═════ ITEMS ═════

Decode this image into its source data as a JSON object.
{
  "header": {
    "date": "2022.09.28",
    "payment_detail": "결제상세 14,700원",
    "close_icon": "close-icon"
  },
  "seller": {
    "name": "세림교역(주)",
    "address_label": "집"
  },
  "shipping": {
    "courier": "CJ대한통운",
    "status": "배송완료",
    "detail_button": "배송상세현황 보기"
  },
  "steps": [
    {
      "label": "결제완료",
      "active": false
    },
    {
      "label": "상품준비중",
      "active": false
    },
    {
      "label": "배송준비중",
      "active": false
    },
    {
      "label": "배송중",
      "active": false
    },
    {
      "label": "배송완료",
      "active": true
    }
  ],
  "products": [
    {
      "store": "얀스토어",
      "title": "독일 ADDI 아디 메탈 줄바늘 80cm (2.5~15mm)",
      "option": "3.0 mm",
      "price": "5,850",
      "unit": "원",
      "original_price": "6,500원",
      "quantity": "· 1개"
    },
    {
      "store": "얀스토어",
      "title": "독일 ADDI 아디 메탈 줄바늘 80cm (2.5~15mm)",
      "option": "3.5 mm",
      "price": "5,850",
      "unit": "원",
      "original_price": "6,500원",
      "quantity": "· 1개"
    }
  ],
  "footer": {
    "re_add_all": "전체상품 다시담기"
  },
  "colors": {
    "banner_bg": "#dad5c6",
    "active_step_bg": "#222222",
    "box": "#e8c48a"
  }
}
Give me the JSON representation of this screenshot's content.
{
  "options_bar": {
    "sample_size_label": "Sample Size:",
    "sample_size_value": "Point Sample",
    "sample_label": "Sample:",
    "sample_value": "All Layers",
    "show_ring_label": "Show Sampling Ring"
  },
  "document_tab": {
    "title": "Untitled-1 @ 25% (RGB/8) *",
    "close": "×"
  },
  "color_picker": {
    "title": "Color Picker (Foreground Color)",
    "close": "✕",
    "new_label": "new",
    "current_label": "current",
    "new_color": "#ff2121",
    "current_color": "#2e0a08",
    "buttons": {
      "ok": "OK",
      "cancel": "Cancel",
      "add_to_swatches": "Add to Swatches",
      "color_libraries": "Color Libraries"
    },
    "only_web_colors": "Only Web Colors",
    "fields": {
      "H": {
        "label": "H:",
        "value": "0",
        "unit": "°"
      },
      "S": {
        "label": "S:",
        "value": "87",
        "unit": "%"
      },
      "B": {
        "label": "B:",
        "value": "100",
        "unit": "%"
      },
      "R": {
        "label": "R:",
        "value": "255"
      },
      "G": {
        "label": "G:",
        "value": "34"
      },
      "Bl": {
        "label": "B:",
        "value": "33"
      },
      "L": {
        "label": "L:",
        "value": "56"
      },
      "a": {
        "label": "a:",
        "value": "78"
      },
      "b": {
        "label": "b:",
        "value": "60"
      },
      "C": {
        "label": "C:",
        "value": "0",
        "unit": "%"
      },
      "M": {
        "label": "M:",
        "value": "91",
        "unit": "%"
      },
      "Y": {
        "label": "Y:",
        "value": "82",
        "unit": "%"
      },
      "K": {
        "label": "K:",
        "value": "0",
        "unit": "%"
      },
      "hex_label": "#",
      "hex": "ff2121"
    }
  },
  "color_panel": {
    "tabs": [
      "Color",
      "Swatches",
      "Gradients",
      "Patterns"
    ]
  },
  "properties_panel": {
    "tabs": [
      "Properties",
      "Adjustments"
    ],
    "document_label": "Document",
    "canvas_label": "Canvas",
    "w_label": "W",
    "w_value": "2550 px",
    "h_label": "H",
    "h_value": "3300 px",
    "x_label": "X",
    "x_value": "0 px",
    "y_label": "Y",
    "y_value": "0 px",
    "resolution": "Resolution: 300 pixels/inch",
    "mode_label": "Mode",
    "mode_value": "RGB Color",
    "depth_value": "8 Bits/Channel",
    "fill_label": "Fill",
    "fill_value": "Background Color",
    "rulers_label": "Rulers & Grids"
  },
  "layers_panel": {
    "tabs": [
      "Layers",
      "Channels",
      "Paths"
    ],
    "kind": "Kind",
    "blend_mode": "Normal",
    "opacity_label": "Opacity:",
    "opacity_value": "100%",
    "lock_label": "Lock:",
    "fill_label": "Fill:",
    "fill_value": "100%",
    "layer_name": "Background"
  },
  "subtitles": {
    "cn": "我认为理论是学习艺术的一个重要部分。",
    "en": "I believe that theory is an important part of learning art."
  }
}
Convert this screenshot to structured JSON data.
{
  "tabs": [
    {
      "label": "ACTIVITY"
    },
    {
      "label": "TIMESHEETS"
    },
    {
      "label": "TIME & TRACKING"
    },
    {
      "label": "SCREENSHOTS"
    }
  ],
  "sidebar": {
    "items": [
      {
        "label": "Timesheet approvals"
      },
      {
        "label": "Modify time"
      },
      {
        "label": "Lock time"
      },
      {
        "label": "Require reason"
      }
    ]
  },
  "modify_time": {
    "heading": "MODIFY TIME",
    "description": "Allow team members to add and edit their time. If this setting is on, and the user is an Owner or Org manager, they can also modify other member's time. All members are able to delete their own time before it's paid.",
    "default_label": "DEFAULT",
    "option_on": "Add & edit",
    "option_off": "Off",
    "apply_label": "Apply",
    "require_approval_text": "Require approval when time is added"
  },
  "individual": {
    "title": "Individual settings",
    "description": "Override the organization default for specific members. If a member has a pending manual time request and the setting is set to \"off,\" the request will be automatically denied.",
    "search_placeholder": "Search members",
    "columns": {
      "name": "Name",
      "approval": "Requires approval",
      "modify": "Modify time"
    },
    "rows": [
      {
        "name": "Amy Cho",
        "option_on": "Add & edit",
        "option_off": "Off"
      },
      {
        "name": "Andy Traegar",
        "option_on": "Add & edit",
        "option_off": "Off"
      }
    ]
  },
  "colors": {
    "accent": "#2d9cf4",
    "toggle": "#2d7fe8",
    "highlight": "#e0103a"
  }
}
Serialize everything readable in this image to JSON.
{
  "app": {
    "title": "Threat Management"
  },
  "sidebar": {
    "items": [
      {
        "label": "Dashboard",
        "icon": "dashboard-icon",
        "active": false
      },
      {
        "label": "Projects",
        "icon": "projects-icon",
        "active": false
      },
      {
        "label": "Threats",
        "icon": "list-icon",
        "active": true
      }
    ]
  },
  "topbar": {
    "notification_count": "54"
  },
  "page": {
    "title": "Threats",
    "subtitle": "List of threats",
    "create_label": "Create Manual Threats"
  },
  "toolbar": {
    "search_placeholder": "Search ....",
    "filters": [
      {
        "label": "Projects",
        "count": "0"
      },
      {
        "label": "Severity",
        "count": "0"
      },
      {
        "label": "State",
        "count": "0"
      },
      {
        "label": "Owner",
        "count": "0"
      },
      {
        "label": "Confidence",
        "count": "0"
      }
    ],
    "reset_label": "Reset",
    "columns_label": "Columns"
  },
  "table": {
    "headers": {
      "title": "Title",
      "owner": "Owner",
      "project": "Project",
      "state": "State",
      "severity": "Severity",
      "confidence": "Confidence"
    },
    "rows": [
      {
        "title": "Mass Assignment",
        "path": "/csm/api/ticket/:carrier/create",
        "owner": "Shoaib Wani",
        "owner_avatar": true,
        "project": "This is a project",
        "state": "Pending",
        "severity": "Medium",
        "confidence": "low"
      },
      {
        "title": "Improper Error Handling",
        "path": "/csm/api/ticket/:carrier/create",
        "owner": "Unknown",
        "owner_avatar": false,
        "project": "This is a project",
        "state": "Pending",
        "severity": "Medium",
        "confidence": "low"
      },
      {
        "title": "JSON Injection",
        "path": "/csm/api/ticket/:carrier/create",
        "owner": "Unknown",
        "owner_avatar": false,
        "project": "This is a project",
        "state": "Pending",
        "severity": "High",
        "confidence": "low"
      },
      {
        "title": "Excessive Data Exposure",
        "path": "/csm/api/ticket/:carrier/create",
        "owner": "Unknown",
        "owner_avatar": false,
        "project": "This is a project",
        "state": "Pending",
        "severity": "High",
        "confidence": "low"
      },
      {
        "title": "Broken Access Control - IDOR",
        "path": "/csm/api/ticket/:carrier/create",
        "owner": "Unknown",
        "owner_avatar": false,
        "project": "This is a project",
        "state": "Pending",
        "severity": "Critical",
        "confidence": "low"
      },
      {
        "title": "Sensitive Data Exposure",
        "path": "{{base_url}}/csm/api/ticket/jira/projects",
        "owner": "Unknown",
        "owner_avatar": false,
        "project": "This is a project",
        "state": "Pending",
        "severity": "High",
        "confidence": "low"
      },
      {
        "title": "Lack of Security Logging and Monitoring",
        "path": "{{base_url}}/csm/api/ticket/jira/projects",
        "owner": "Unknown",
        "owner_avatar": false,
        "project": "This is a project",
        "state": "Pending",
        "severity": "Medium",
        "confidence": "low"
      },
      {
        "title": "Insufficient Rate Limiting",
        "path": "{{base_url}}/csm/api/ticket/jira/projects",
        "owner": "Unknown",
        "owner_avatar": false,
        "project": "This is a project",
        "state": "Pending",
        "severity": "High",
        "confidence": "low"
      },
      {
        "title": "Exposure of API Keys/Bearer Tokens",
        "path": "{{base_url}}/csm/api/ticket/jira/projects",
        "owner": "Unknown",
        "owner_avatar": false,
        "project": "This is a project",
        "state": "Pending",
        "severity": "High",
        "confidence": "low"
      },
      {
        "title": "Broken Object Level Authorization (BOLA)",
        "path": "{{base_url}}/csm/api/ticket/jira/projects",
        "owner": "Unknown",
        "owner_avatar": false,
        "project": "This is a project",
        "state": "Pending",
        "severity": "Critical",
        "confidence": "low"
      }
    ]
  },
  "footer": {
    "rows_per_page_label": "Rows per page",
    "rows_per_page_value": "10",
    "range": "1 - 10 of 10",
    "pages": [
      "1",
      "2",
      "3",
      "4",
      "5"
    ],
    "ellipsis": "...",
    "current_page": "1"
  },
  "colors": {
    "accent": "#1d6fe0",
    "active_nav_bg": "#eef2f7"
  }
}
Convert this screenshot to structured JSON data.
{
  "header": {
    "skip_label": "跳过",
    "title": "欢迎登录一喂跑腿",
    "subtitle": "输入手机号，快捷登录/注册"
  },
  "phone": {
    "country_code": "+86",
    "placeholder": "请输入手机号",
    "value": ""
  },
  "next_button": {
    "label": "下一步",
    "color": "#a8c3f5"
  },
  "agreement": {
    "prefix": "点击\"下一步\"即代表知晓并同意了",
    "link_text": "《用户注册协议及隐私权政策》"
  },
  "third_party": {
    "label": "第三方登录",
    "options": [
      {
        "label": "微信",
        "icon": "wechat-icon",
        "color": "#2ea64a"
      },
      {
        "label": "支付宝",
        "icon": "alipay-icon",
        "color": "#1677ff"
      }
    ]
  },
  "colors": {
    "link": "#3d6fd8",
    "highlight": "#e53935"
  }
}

═════

* _EXERCISE REQUIREMENTS_: In the records above, locate each line with the word "edit". Copy all such lines.

* _THE SOLUTION_:
    "description": "Allow team members to add and edit their time. If this setting is on, and the user is an Owner or Org manager, they can also modify other member's time. All members are able to delete their own time before it's paid.",
    "option_on": "Add & edit",
        "option_on": "Add & edit",
        "option_on": "Add & edit",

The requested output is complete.